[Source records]
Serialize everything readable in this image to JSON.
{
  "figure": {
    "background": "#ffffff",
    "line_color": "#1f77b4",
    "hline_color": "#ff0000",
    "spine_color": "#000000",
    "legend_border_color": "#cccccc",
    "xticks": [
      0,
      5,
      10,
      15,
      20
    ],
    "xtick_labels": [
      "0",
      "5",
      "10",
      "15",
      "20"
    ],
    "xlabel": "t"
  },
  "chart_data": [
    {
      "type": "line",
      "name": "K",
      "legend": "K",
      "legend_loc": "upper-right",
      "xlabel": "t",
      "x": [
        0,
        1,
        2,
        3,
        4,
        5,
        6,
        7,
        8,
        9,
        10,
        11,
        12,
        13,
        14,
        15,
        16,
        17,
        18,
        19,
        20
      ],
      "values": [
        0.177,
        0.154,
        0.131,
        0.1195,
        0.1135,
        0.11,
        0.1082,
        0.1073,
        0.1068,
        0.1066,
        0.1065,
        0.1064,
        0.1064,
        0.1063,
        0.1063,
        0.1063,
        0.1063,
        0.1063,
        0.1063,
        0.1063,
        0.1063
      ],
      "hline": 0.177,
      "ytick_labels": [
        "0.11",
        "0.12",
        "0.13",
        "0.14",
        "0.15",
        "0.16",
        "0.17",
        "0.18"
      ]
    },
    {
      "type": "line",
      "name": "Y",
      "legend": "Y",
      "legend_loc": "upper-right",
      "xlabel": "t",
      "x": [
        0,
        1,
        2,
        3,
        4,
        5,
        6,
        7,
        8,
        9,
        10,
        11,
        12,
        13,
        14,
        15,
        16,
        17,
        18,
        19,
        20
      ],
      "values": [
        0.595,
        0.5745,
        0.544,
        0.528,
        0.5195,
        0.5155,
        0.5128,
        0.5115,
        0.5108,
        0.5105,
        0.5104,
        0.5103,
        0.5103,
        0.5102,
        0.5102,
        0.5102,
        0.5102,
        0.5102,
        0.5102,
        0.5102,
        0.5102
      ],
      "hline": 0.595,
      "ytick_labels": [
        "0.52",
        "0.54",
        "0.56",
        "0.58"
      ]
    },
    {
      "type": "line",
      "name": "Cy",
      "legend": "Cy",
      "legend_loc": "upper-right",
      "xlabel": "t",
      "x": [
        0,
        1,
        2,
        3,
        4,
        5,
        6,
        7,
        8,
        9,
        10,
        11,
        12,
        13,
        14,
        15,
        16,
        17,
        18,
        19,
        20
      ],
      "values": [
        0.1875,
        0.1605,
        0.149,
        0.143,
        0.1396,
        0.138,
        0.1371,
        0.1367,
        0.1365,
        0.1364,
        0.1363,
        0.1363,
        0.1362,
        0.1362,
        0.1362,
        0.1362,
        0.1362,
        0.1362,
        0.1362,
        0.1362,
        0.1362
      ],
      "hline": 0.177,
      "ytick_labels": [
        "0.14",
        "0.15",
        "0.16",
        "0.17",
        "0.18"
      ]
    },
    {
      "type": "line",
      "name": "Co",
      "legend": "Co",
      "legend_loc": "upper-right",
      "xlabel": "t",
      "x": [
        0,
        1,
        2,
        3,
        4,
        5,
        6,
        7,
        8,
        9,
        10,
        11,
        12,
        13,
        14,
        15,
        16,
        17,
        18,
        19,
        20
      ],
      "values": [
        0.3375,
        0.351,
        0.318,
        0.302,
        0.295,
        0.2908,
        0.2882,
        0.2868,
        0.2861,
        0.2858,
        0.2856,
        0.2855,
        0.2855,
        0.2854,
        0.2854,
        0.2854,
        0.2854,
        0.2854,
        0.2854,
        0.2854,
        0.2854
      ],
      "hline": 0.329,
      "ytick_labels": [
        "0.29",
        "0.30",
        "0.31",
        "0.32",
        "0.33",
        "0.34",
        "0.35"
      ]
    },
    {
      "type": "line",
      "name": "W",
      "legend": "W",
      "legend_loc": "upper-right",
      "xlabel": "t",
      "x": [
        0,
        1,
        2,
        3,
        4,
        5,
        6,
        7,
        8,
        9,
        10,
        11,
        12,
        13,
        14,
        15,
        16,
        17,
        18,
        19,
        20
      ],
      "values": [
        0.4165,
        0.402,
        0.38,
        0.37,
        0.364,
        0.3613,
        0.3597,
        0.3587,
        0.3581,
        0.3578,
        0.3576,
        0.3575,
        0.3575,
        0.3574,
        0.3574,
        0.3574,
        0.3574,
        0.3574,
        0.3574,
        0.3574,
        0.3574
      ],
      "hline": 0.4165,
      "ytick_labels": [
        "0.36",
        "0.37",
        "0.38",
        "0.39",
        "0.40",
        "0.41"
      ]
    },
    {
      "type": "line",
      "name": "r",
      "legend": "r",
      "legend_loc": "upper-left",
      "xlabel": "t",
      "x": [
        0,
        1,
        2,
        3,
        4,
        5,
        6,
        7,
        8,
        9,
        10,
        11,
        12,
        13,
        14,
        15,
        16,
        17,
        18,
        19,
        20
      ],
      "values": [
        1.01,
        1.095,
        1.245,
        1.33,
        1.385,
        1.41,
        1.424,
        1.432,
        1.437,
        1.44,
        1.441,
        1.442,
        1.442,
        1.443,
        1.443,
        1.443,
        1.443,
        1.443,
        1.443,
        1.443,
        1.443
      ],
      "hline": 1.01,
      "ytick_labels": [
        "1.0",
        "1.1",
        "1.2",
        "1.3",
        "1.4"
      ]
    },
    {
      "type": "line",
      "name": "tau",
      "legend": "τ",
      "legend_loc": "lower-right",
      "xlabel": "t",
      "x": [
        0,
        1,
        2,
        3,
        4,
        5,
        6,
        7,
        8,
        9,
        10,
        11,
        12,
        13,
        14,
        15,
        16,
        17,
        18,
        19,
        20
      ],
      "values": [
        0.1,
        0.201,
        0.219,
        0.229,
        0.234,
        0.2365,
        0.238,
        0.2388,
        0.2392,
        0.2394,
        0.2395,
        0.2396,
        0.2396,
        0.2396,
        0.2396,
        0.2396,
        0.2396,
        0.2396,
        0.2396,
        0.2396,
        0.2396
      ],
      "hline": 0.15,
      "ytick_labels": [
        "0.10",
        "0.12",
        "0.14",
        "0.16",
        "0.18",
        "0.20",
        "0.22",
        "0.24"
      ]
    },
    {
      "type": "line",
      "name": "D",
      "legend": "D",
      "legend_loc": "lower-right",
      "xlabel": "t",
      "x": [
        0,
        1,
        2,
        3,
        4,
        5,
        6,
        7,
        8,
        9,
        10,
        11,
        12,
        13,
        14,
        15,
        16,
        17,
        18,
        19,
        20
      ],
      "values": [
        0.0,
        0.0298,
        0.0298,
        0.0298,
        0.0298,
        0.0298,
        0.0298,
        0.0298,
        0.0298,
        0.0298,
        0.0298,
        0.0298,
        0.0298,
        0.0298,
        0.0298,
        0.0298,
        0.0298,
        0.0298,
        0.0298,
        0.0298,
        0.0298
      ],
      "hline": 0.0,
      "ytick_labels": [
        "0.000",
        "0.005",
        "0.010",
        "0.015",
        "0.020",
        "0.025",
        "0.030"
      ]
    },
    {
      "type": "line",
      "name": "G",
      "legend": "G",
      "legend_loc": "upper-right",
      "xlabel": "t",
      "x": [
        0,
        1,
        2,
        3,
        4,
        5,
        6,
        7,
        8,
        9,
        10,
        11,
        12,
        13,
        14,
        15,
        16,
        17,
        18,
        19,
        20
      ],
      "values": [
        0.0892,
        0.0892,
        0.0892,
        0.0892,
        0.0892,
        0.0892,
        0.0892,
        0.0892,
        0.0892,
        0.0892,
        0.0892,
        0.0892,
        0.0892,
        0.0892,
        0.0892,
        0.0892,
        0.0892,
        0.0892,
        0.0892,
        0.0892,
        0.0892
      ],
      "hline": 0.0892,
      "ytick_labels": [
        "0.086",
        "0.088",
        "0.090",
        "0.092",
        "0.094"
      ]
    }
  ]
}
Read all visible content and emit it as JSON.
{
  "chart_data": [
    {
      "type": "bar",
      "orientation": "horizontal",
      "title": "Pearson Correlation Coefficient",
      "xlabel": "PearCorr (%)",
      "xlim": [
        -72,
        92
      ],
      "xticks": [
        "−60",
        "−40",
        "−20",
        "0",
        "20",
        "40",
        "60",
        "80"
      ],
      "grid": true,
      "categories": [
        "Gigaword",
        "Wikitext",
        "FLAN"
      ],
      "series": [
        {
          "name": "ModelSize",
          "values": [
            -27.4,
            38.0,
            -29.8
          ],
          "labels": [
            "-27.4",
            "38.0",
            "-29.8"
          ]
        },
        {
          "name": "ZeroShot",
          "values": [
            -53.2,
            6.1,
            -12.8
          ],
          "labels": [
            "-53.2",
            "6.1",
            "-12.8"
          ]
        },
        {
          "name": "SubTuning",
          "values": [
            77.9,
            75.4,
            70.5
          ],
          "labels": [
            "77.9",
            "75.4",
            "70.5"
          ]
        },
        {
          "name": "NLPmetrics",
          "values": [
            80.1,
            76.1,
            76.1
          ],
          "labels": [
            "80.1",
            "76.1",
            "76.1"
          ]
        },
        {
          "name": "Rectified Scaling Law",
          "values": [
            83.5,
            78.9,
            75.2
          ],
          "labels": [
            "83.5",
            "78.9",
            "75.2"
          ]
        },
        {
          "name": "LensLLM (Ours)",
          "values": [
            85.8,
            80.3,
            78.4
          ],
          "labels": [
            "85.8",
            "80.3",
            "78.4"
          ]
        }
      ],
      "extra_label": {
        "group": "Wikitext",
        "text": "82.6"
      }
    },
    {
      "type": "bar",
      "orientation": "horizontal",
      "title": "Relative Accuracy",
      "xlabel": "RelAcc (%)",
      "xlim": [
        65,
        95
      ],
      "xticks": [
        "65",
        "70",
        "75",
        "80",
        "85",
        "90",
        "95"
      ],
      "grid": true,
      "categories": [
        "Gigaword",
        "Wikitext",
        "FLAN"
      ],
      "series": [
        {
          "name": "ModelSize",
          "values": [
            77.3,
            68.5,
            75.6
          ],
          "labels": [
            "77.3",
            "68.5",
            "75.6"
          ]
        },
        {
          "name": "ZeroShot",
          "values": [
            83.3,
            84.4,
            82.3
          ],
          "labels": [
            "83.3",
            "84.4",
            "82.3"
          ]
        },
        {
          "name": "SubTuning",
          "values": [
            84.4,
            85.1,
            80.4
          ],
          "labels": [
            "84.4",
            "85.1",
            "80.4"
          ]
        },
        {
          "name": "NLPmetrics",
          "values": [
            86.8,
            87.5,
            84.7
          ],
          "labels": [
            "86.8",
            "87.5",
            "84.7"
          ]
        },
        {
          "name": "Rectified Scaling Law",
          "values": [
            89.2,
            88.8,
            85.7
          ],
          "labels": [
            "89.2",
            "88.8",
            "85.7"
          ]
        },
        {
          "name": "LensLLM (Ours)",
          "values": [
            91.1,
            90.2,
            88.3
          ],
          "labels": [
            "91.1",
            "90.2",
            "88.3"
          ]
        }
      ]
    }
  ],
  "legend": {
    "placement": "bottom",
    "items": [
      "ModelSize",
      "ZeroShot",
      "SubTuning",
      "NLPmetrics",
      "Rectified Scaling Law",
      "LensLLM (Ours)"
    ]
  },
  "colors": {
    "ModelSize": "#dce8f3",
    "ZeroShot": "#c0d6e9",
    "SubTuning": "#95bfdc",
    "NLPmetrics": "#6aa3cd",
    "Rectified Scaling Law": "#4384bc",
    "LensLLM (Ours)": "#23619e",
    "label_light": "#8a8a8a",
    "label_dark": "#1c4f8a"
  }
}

§ **Your objective**:
Locate the lines above that contain "JSON" and copy them.

§ **Complete response**:
Serialize everything readable in this image to JSON.
Read all visible content and emit it as JSON.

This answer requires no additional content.